**WORK TO COMPLETE:** Without including any images, repeat the data exactly.

**Collected data entries:**
....

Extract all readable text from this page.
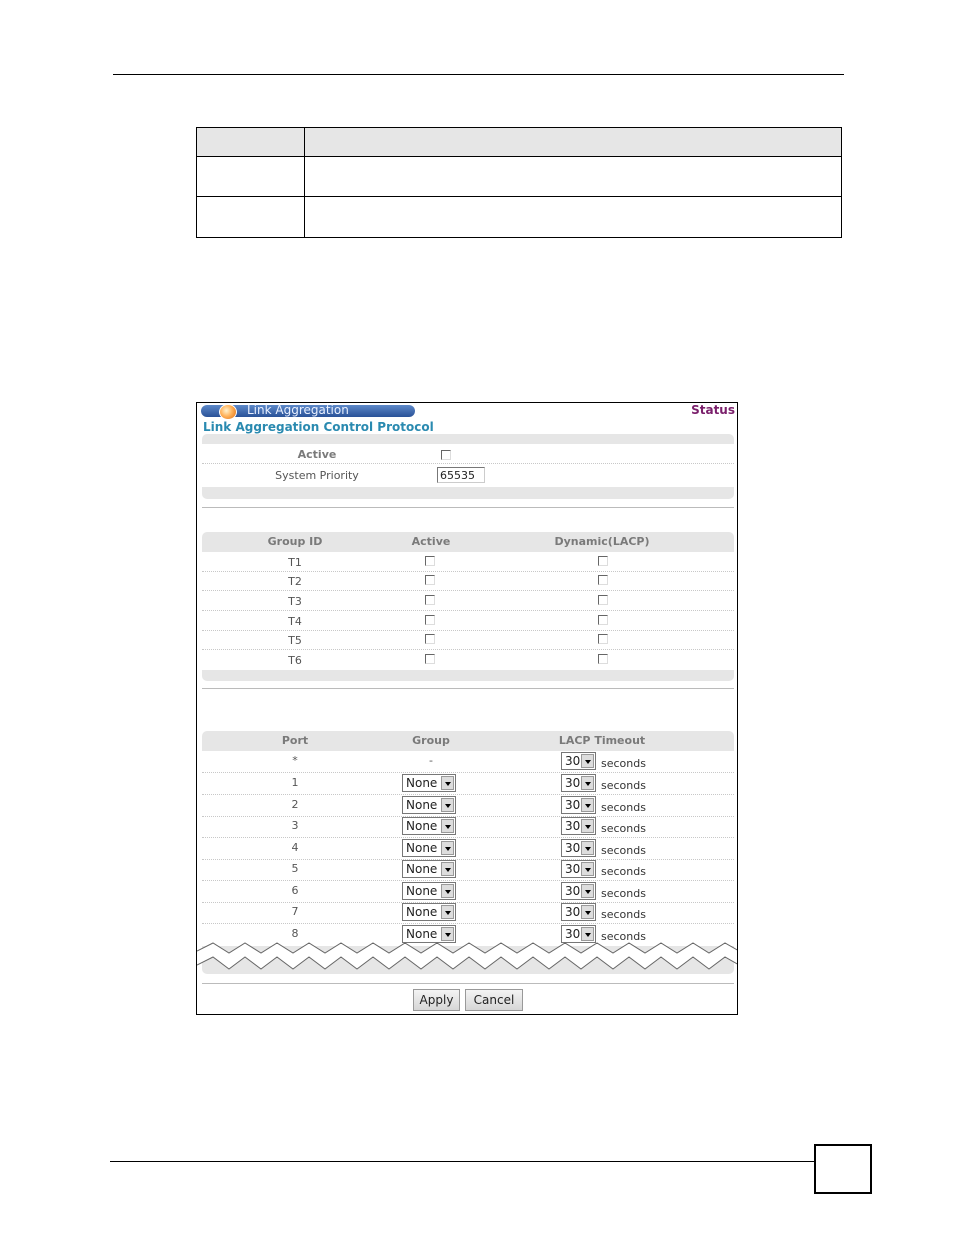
Link Aggregation	Status
Link Aggregation Control Protocol
Active
System Priority	65535
Group ID	Active	Dynamic(LACP)
T1
T2
T3
T4
T5
T6
Port	Group	LACP Timeout
*	-	30 seconds
1	None	30 seconds
2	None	30 seconds
3	None	30 seconds
4	None	30 seconds
5	None	30 seconds
6	None	30 seconds
7	None	30 seconds
8	None	30 seconds
Apply	Cancel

....

**WRITTEN RESPONSE:**
Extract all readable text from this page.
Link Aggregation	Status
Link Aggregation Control Protocol
Active
System Priority	65535
Group ID	Active	Dynamic(LACP)
T1
T2
T3
T4
T5
T6
Port	Group	LACP Timeout
*	-	30 seconds
1	None	30 seconds
2	None	30 seconds
3	None	30 seconds
4	None	30 seconds
5	None	30 seconds
6	None	30 seconds
7	None	30 seconds
8	None	30 seconds
Apply	Cancel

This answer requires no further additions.